[Dataset items]
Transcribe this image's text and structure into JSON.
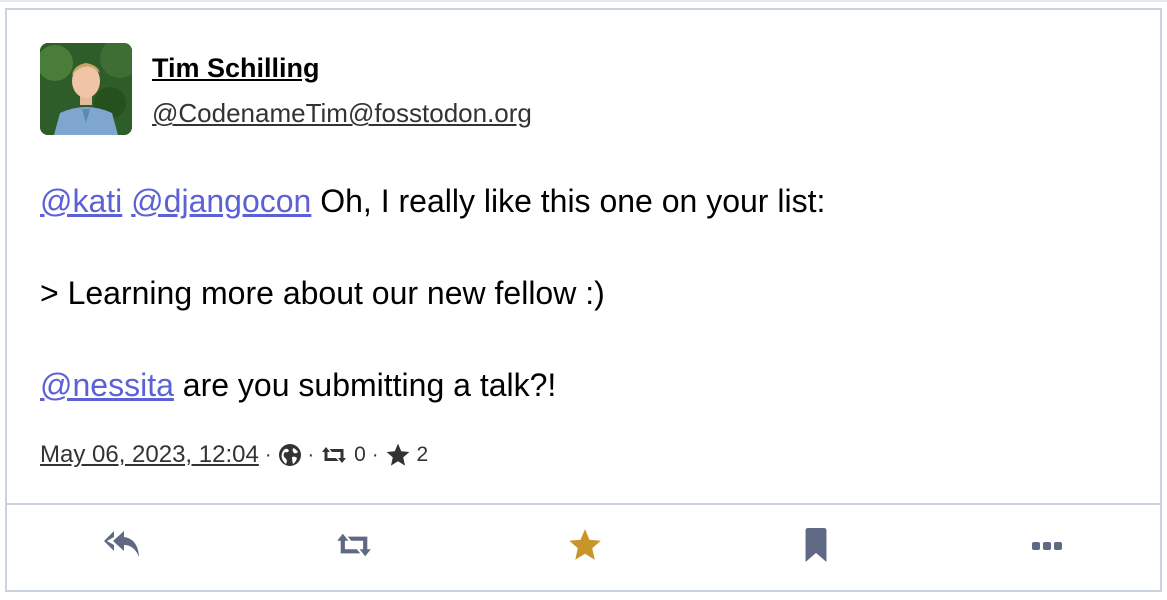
{
  "post": {
    "author": {
      "display_name": "Tim Schilling",
      "account": "@CodenameTim@fosstodon.org"
    },
    "content": {
      "p1": {
        "mention1": "@kati",
        "mention2": "@djangocon",
        "text": " Oh, I really like this one on your list:"
      },
      "p2": {
        "text": "> Learning more about our new fellow :)"
      },
      "p3": {
        "mention": "@nessita",
        "text": " are you submitting a talk?!"
      }
    },
    "meta": {
      "date": "May 06, 2023, 12:04",
      "separator": "·",
      "visibility_icon": "globe-icon",
      "boosts": "0",
      "favourites": "2"
    },
    "actions": {
      "reply_icon": "reply-all-icon",
      "boost_icon": "retweet-icon",
      "favourite_icon": "star-icon",
      "bookmark_icon": "bookmark-icon",
      "more_icon": "ellipsis-icon"
    },
    "colors": {
      "link": "#5c62d6",
      "favourite_active": "#c9952b",
      "icon": "#606984"
    }
  }
}
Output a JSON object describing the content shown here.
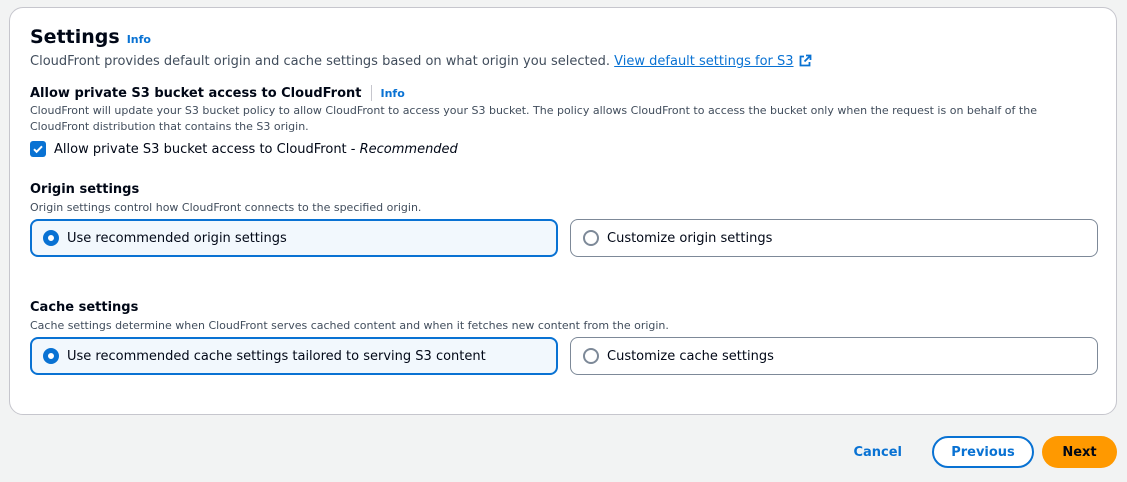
{
  "settings": {
    "title": "Settings",
    "info": "Info",
    "description": "CloudFront provides default origin and cache settings based on what origin you selected.",
    "view_link": "View default settings for S3",
    "colors": {
      "accent": "#0972d3",
      "primary_button": "#ff9900"
    }
  },
  "s3_access": {
    "title": "Allow private S3 bucket access to CloudFront",
    "info": "Info",
    "description": "CloudFront will update your S3 bucket policy to allow CloudFront to access your S3 bucket. The policy allows CloudFront to access the bucket only when the request is on behalf of the CloudFront distribution that contains the S3 origin.",
    "checkbox_label": "Allow private S3 bucket access to CloudFront - ",
    "checkbox_suffix": "Recommended",
    "checked": true
  },
  "origin": {
    "title": "Origin settings",
    "description": "Origin settings control how CloudFront connects to the specified origin.",
    "options": [
      {
        "label": "Use recommended origin settings",
        "selected": true
      },
      {
        "label": "Customize origin settings",
        "selected": false
      }
    ]
  },
  "cache": {
    "title": "Cache settings",
    "description": "Cache settings determine when CloudFront serves cached content and when it fetches new content from the origin.",
    "options": [
      {
        "label": "Use recommended cache settings tailored to serving S3 content",
        "selected": true
      },
      {
        "label": "Customize cache settings",
        "selected": false
      }
    ]
  },
  "footer": {
    "cancel": "Cancel",
    "previous": "Previous",
    "next": "Next"
  },
  "icons": {
    "external": "external-link-icon",
    "check": "checkmark-icon"
  }
}
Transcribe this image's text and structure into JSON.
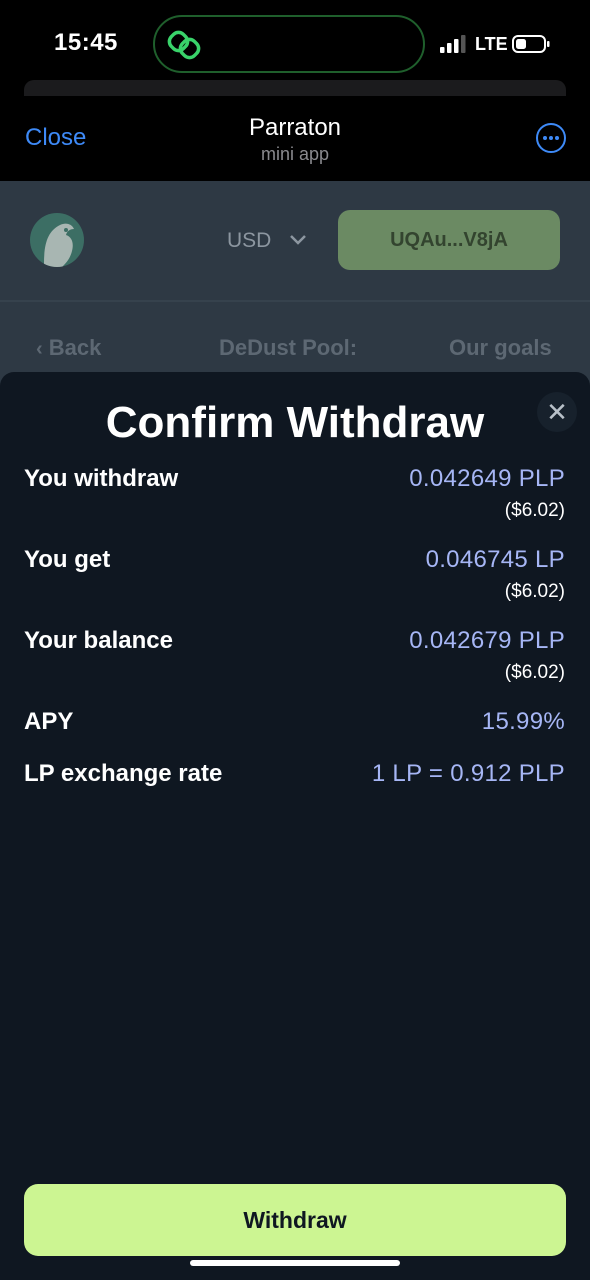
{
  "status_bar": {
    "time": "15:45",
    "network": "LTE"
  },
  "header": {
    "close_label": "Close",
    "title": "Parraton",
    "subtitle": "mini app",
    "more_icon": "ellipsis-icon"
  },
  "app": {
    "currency": "USD",
    "wallet_address": "UQAu...V8jA",
    "nav": {
      "back": "Back",
      "pool_title": "DeDust Pool:",
      "goals": "Our goals"
    }
  },
  "modal": {
    "title": "Confirm Withdraw",
    "close_icon": "close-icon",
    "rows": [
      {
        "label": "You withdraw",
        "value": "0.042649 PLP",
        "sub": "($6.02)"
      },
      {
        "label": "You get",
        "value": "0.046745 LP",
        "sub": "($6.02)"
      },
      {
        "label": "Your balance",
        "value": "0.042679 PLP",
        "sub": "($6.02)"
      },
      {
        "label": "APY",
        "value": "15.99%"
      },
      {
        "label": "LP exchange rate",
        "value": "1 LP = 0.912 PLP"
      }
    ],
    "withdraw_label": "Withdraw"
  },
  "colors": {
    "accent_link": "#3e8af7",
    "value_text": "#a6b6f5",
    "primary_button": "#ccf592",
    "modal_bg": "#0f1721"
  }
}
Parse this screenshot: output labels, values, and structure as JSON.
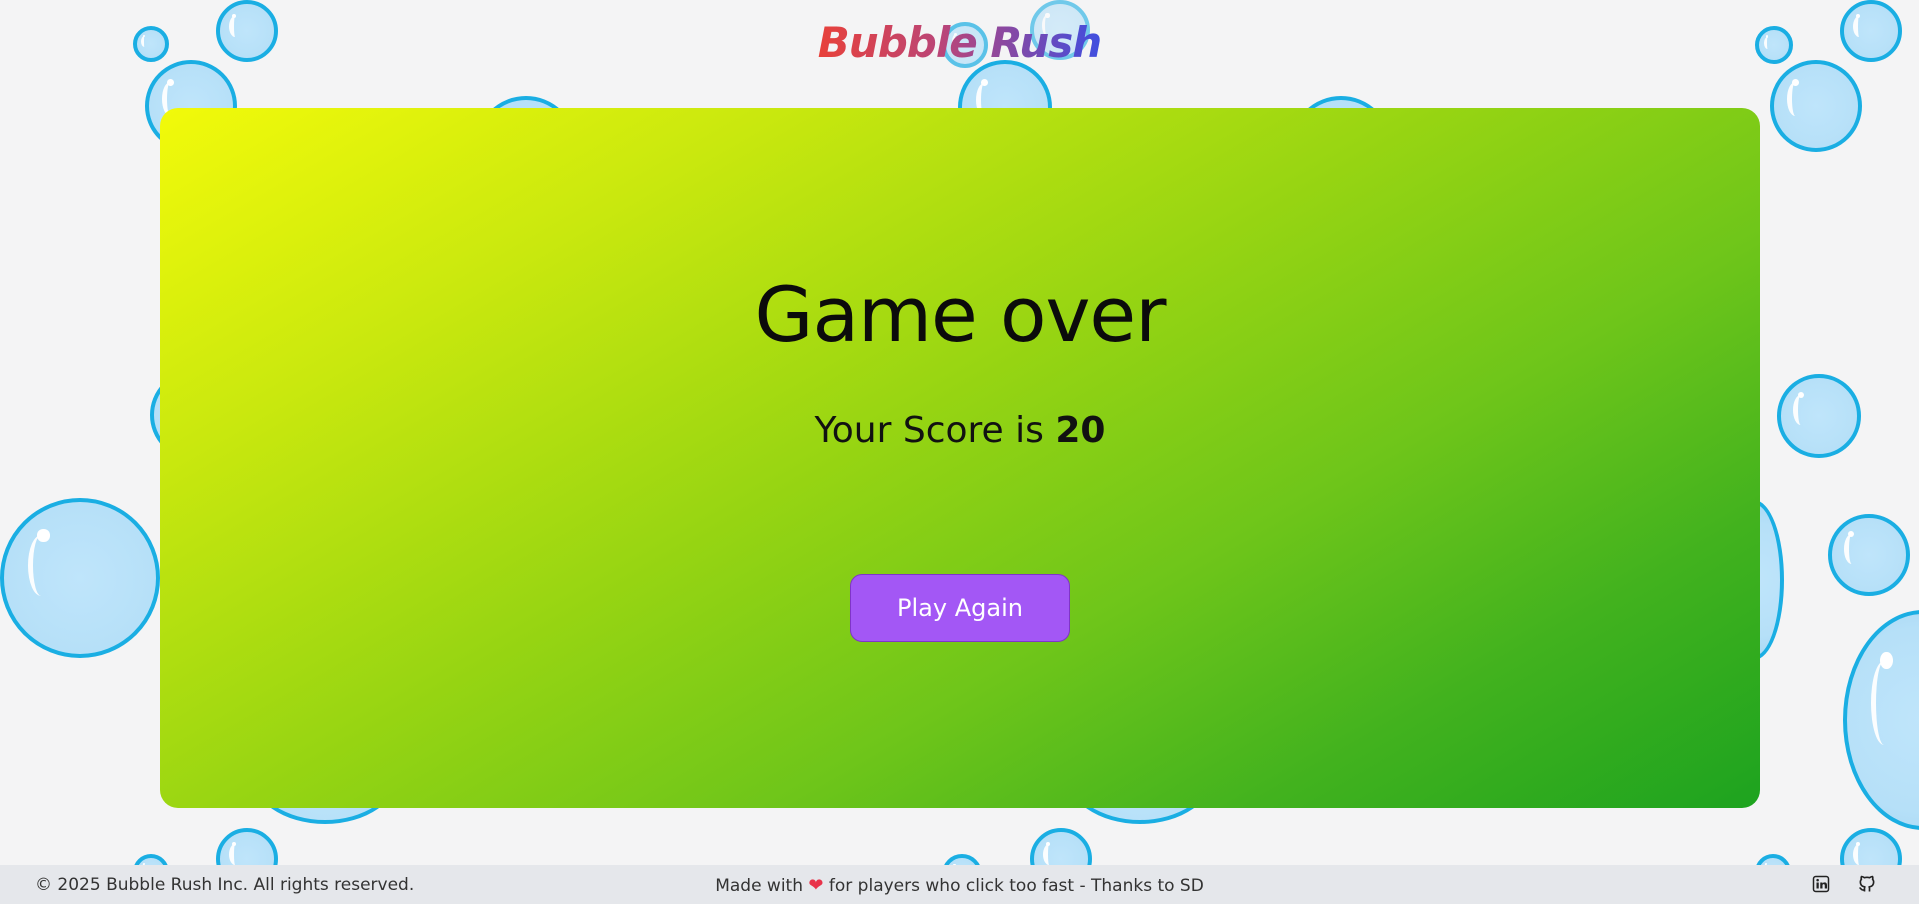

# [Task description]
Reproduce the listing above exactly, excluding all pictures.

# [Complete answer]
Transcribe this image's text and structure into JSON.
{
  "post": {
    "author": {
      "display_name": "Tim Schilling",
      "account": "@CodenameTim@fosstodon.org"
    },
    "content": {
      "p1": {
        "mention1": "@kati",
        "mention2": "@djangocon",
        "text": " Oh, I really like this one on your list:"
      },
      "p2": {
        "text": "> Learning more about our new fellow :)"
      },
      "p3": {
        "mention": "@nessita",
        "text": " are you submitting a talk?!"
      }
    },
    "meta": {
      "date": "May 06, 2023, 12:04",
      "separator": "·",
      "visibility_icon": "globe-icon",
      "boosts": "0",
      "favourites": "2"
    },
    "actions": {
      "reply_icon": "reply-all-icon",
      "boost_icon": "retweet-icon",
      "favourite_icon": "star-icon",
      "bookmark_icon": "bookmark-icon",
      "more_icon": "ellipsis-icon"
    },
    "colors": {
      "link": "#5c62d6",
      "favourite_active": "#c9952b",
      "icon": "#606984"
    }
  }
}
Output a JSON object describing the content shown here.
{
  "settings": {
    "title": "Settings",
    "info": "Info",
    "description": "CloudFront provides default origin and cache settings based on what origin you selected.",
    "view_link": "View default settings for S3",
    "colors": {
      "accent": "#0972d3",
      "primary_button": "#ff9900"
    }
  },
  "s3_access": {
    "title": "Allow private S3 bucket access to CloudFront",
    "info": "Info",
    "description": "CloudFront will update your S3 bucket policy to allow CloudFront to access your S3 bucket. The policy allows CloudFront to access the bucket only when the request is on behalf of the CloudFront distribution that contains the S3 origin.",
    "checkbox_label": "Allow private S3 bucket access to CloudFront - ",
    "checkbox_suffix": "Recommended",
    "checked": true
  },
  "origin": {
    "title": "Origin settings",
    "description": "Origin settings control how CloudFront connects to the specified origin.",
    "options": [
      {
        "label": "Use recommended origin settings",
        "selected": true
      },
      {
        "label": "Customize origin settings",
        "selected": false
      }
    ]
  },
  "cache": {
    "title": "Cache settings",
    "description": "Cache settings determine when CloudFront serves cached content and when it fetches new content from the origin.",
    "options": [
      {
        "label": "Use recommended cache settings tailored to serving S3 content",
        "selected": true
      },
      {
        "label": "Customize cache settings",
        "selected": false
      }
    ]
  },
  "footer": {
    "cancel": "Cancel",
    "previous": "Previous",
    "next": "Next"
  },
  "icons": {
    "external": "external-link-icon",
    "check": "checkmark-icon"
  }
}
Transcribe this image's text and structure into JSON.
{
  "status_bar": {
    "time": "15:45",
    "network": "LTE"
  },
  "header": {
    "close_label": "Close",
    "title": "Parraton",
    "subtitle": "mini app",
    "more_icon": "ellipsis-icon"
  },
  "app": {
    "currency": "USD",
    "wallet_address": "UQAu...V8jA",
    "nav": {
      "back": "Back",
      "pool_title": "DeDust Pool:",
      "goals": "Our goals"
    }
  },
  "modal": {
    "title": "Confirm Withdraw",
    "close_icon": "close-icon",
    "rows": [
      {
        "label": "You withdraw",
        "value": "0.042649 PLP",
        "sub": "($6.02)"
      },
      {
        "label": "You get",
        "value": "0.046745 LP",
        "sub": "($6.02)"
      },
      {
        "label": "Your balance",
        "value": "0.042679 PLP",
        "sub": "($6.02)"
      },
      {
        "label": "APY",
        "value": "15.99%"
      },
      {
        "label": "LP exchange rate",
        "value": "1 LP = 0.912 PLP"
      }
    ],
    "withdraw_label": "Withdraw"
  },
  "colors": {
    "accent_link": "#3e8af7",
    "value_text": "#a6b6f5",
    "primary_button": "#ccf592",
    "modal_bg": "#0f1721"
  }
}
Parse this screenshot: output labels, values, and structure as JSON.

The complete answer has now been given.